Stated task
Are you able to quote each entry exactly as written?

Exercise input
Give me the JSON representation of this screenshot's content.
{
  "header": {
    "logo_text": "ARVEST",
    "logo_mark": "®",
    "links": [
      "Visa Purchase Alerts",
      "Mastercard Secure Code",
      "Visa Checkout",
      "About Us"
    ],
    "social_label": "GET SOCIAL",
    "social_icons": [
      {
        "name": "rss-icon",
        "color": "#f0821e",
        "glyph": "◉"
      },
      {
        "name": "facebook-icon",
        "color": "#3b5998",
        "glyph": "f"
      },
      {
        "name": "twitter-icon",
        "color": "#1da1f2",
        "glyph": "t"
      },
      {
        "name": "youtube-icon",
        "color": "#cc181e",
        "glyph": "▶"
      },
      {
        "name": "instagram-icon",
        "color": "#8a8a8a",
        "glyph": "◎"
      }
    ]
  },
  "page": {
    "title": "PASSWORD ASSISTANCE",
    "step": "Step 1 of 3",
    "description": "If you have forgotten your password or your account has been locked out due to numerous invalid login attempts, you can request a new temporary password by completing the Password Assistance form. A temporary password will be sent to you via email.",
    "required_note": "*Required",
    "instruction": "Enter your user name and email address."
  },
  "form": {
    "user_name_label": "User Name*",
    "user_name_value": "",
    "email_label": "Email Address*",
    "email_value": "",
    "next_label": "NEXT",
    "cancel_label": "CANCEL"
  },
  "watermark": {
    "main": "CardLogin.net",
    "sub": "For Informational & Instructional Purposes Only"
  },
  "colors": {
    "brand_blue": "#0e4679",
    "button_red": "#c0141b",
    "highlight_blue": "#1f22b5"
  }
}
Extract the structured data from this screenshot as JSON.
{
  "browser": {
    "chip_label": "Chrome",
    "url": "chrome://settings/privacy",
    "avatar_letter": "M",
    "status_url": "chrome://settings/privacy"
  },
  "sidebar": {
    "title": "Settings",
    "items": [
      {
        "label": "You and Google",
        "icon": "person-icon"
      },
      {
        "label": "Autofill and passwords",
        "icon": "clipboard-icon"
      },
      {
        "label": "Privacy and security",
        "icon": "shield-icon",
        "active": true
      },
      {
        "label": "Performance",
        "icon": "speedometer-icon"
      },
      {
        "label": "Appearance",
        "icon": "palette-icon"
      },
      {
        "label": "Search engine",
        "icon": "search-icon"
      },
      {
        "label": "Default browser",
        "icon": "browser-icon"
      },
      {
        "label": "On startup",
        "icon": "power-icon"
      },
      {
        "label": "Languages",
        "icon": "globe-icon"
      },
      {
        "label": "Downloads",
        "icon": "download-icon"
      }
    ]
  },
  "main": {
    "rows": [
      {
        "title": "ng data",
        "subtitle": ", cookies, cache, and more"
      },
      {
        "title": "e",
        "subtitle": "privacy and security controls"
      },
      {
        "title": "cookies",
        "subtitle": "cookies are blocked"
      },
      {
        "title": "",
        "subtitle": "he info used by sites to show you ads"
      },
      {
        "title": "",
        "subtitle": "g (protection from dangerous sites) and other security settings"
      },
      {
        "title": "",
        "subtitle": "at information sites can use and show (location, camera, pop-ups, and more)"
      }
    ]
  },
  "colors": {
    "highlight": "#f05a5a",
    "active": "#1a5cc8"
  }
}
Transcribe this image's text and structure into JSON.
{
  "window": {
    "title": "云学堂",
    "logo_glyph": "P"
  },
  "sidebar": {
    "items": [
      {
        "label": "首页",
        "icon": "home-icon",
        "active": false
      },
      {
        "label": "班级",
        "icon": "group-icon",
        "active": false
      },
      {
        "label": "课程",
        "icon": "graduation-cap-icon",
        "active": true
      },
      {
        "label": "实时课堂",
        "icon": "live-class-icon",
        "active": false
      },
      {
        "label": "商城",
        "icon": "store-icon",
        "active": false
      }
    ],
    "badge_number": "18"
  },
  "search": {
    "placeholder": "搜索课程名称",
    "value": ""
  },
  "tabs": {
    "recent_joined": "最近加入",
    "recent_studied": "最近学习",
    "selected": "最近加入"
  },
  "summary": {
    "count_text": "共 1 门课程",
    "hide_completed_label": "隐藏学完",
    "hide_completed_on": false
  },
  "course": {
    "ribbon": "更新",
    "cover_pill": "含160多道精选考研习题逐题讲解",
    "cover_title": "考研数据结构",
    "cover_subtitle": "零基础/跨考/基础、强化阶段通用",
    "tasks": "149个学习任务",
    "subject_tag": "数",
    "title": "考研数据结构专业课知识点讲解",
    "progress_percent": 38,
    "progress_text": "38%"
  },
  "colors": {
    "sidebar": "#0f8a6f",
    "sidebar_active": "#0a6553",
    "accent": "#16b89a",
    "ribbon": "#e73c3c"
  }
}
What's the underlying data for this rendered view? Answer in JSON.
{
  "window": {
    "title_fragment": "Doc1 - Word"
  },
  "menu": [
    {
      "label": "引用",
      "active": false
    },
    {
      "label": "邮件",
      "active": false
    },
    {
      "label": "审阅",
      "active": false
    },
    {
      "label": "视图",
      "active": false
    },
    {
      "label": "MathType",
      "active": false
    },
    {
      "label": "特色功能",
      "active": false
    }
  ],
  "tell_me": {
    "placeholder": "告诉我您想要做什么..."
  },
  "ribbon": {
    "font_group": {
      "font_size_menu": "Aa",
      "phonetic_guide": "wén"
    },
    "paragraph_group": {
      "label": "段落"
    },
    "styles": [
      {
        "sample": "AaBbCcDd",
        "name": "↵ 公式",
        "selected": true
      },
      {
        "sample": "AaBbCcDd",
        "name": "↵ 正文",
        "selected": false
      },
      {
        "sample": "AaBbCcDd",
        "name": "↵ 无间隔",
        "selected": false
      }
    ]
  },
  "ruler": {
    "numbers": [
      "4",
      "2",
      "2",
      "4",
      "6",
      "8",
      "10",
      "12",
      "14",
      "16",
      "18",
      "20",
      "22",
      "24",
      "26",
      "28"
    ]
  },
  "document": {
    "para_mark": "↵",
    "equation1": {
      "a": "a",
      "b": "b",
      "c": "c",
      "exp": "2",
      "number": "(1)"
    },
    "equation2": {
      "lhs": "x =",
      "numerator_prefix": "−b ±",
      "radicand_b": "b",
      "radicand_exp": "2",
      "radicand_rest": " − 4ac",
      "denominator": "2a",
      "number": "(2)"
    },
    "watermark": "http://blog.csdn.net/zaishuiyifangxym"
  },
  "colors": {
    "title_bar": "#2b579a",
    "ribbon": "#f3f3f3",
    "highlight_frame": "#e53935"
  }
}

Correct result
Give me the JSON representation of this screenshot's content.
{
  "header": {
    "logo_text": "ARVEST",
    "logo_mark": "®",
    "links": [
      "Visa Purchase Alerts",
      "Mastercard Secure Code",
      "Visa Checkout",
      "About Us"
    ],
    "social_label": "GET SOCIAL",
    "social_icons": [
      {
        "name": "rss-icon",
        "color": "#f0821e",
        "glyph": "◉"
      },
      {
        "name": "facebook-icon",
        "color": "#3b5998",
        "glyph": "f"
      },
      {
        "name": "twitter-icon",
        "color": "#1da1f2",
        "glyph": "t"
      },
      {
        "name": "youtube-icon",
        "color": "#cc181e",
        "glyph": "▶"
      },
      {
        "name": "instagram-icon",
        "color": "#8a8a8a",
        "glyph": "◎"
      }
    ]
  },
  "page": {
    "title": "PASSWORD ASSISTANCE",
    "step": "Step 1 of 3",
    "description": "If you have forgotten your password or your account has been locked out due to numerous invalid login attempts, you can request a new temporary password by completing the Password Assistance form. A temporary password will be sent to you via email.",
    "required_note": "*Required",
    "instruction": "Enter your user name and email address."
  },
  "form": {
    "user_name_label": "User Name*",
    "user_name_value": "",
    "email_label": "Email Address*",
    "email_value": "",
    "next_label": "NEXT",
    "cancel_label": "CANCEL"
  },
  "watermark": {
    "main": "CardLogin.net",
    "sub": "For Informational & Instructional Purposes Only"
  },
  "colors": {
    "brand_blue": "#0e4679",
    "button_red": "#c0141b",
    "highlight_blue": "#1f22b5"
  }
}
Extract the structured data from this screenshot as JSON.
{
  "browser": {
    "chip_label": "Chrome",
    "url": "chrome://settings/privacy",
    "avatar_letter": "M",
    "status_url": "chrome://settings/privacy"
  },
  "sidebar": {
    "title": "Settings",
    "items": [
      {
        "label": "You and Google",
        "icon": "person-icon"
      },
      {
        "label": "Autofill and passwords",
        "icon": "clipboard-icon"
      },
      {
        "label": "Privacy and security",
        "icon": "shield-icon",
        "active": true
      },
      {
        "label": "Performance",
        "icon": "speedometer-icon"
      },
      {
        "label": "Appearance",
        "icon": "palette-icon"
      },
      {
        "label": "Search engine",
        "icon": "search-icon"
      },
      {
        "label": "Default browser",
        "icon": "browser-icon"
      },
      {
        "label": "On startup",
        "icon": "power-icon"
      },
      {
        "label": "Languages",
        "icon": "globe-icon"
      },
      {
        "label": "Downloads",
        "icon": "download-icon"
      }
    ]
  },
  "main": {
    "rows": [
      {
        "title": "ng data",
        "subtitle": ", cookies, cache, and more"
      },
      {
        "title": "e",
        "subtitle": "privacy and security controls"
      },
      {
        "title": "cookies",
        "subtitle": "cookies are blocked"
      },
      {
        "title": "",
        "subtitle": "he info used by sites to show you ads"
      },
      {
        "title": "",
        "subtitle": "g (protection from dangerous sites) and other security settings"
      },
      {
        "title": "",
        "subtitle": "at information sites can use and show (location, camera, pop-ups, and more)"
      }
    ]
  },
  "colors": {
    "highlight": "#f05a5a",
    "active": "#1a5cc8"
  }
}
Transcribe this image's text and structure into JSON.
{
  "window": {
    "title": "云学堂",
    "logo_glyph": "P"
  },
  "sidebar": {
    "items": [
      {
        "label": "首页",
        "icon": "home-icon",
        "active": false
      },
      {
        "label": "班级",
        "icon": "group-icon",
        "active": false
      },
      {
        "label": "课程",
        "icon": "graduation-cap-icon",
        "active": true
      },
      {
        "label": "实时课堂",
        "icon": "live-class-icon",
        "active": false
      },
      {
        "label": "商城",
        "icon": "store-icon",
        "active": false
      }
    ],
    "badge_number": "18"
  },
  "search": {
    "placeholder": "搜索课程名称",
    "value": ""
  },
  "tabs": {
    "recent_joined": "最近加入",
    "recent_studied": "最近学习",
    "selected": "最近加入"
  },
  "summary": {
    "count_text": "共 1 门课程",
    "hide_completed_label": "隐藏学完",
    "hide_completed_on": false
  },
  "course": {
    "ribbon": "更新",
    "cover_pill": "含160多道精选考研习题逐题讲解",
    "cover_title": "考研数据结构",
    "cover_subtitle": "零基础/跨考/基础、强化阶段通用",
    "tasks": "149个学习任务",
    "subject_tag": "数",
    "title": "考研数据结构专业课知识点讲解",
    "progress_percent": 38,
    "progress_text": "38%"
  },
  "colors": {
    "sidebar": "#0f8a6f",
    "sidebar_active": "#0a6553",
    "accent": "#16b89a",
    "ribbon": "#e73c3c"
  }
}
What's the underlying data for this rendered view? Answer in JSON.
{
  "window": {
    "title_fragment": "Doc1 - Word"
  },
  "menu": [
    {
      "label": "引用",
      "active": false
    },
    {
      "label": "邮件",
      "active": false
    },
    {
      "label": "审阅",
      "active": false
    },
    {
      "label": "视图",
      "active": false
    },
    {
      "label": "MathType",
      "active": false
    },
    {
      "label": "特色功能",
      "active": false
    }
  ],
  "tell_me": {
    "placeholder": "告诉我您想要做什么..."
  },
  "ribbon": {
    "font_group": {
      "font_size_menu": "Aa",
      "phonetic_guide": "wén"
    },
    "paragraph_group": {
      "label": "段落"
    },
    "styles": [
      {
        "sample": "AaBbCcDd",
        "name": "↵ 公式",
        "selected": true
      },
      {
        "sample": "AaBbCcDd",
        "name": "↵ 正文",
        "selected": false
      },
      {
        "sample": "AaBbCcDd",
        "name": "↵ 无间隔",
        "selected": false
      }
    ]
  },
  "ruler": {
    "numbers": [
      "4",
      "2",
      "2",
      "4",
      "6",
      "8",
      "10",
      "12",
      "14",
      "16",
      "18",
      "20",
      "22",
      "24",
      "26",
      "28"
    ]
  },
  "document": {
    "para_mark": "↵",
    "equation1": {
      "a": "a",
      "b": "b",
      "c": "c",
      "exp": "2",
      "number": "(1)"
    },
    "equation2": {
      "lhs": "x =",
      "numerator_prefix": "−b ±",
      "radicand_b": "b",
      "radicand_exp": "2",
      "radicand_rest": " − 4ac",
      "denominator": "2a",
      "number": "(2)"
    },
    "watermark": "http://blog.csdn.net/zaishuiyifangxym"
  },
  "colors": {
    "title_bar": "#2b579a",
    "ribbon": "#f3f3f3",
    "highlight_frame": "#e53935"
  }
}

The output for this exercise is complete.